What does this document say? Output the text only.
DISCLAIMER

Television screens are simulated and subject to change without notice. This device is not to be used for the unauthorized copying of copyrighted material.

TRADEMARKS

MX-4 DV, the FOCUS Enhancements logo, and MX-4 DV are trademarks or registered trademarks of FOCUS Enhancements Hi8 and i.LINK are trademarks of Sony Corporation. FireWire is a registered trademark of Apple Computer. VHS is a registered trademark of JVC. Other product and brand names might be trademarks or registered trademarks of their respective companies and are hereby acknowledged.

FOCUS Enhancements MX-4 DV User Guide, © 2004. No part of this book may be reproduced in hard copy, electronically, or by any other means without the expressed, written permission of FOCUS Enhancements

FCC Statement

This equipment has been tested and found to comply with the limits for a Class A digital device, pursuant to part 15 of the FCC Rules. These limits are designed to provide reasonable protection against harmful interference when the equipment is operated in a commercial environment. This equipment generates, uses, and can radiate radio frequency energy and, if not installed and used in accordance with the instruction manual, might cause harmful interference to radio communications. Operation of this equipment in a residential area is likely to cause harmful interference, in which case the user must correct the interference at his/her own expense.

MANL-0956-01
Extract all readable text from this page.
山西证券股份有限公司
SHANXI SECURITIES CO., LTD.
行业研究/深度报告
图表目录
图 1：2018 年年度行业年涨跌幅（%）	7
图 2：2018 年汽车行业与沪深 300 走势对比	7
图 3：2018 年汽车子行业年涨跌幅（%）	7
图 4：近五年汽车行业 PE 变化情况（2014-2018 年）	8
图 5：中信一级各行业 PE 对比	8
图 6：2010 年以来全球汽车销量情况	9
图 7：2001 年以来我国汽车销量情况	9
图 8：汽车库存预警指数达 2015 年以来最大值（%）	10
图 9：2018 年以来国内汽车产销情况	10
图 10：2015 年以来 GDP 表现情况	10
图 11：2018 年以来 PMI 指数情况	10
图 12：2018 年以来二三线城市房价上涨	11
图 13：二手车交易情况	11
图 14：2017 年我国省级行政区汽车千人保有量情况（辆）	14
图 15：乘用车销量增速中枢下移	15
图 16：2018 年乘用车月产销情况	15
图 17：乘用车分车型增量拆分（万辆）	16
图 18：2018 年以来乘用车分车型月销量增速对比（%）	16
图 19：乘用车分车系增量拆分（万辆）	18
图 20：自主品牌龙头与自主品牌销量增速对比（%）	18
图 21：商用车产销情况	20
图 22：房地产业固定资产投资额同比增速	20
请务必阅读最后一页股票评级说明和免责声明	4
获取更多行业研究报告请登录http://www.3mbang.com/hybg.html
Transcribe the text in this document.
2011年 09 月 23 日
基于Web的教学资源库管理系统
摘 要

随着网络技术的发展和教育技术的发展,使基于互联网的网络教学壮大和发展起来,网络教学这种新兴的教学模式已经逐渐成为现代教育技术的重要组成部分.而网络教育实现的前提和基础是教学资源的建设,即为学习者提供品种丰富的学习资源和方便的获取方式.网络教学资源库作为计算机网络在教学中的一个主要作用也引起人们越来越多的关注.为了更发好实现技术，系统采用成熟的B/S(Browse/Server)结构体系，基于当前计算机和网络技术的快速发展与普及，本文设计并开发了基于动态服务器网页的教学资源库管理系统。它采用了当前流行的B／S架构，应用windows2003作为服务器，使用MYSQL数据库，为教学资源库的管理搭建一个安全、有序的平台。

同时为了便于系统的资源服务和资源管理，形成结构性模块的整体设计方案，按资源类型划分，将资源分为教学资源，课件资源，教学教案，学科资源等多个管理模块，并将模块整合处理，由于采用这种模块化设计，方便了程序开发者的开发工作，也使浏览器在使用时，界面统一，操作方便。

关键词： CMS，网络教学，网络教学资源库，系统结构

------------------------------------------------

Only the lines from the one that contains "Transcribe the text in this document." to the end of the entries above should be given again, exactly and in full.

Transcribe the text in this document.
2011年 09 月 23 日
基于Web的教学资源库管理系统
摘 要

随着网络技术的发展和教育技术的发展,使基于互联网的网络教学壮大和发展起来,网络教学这种新兴的教学模式已经逐渐成为现代教育技术的重要组成部分.而网络教育实现的前提和基础是教学资源的建设,即为学习者提供品种丰富的学习资源和方便的获取方式.网络教学资源库作为计算机网络在教学中的一个主要作用也引起人们越来越多的关注.为了更发好实现技术，系统采用成熟的B/S(Browse/Server)结构体系，基于当前计算机和网络技术的快速发展与普及，本文设计并开发了基于动态服务器网页的教学资源库管理系统。它采用了当前流行的B／S架构，应用windows2003作为服务器，使用MYSQL数据库，为教学资源库的管理搭建一个安全、有序的平台。

同时为了便于系统的资源服务和资源管理，形成结构性模块的整体设计方案，按资源类型划分，将资源分为教学资源，课件资源，教学教案，学科资源等多个管理模块，并将模块整合处理，由于采用这种模块化设计，方便了程序开发者的开发工作，也使浏览器在使用时，界面统一，操作方便。

关键词： CMS，网络教学，网络教学资源库，系统结构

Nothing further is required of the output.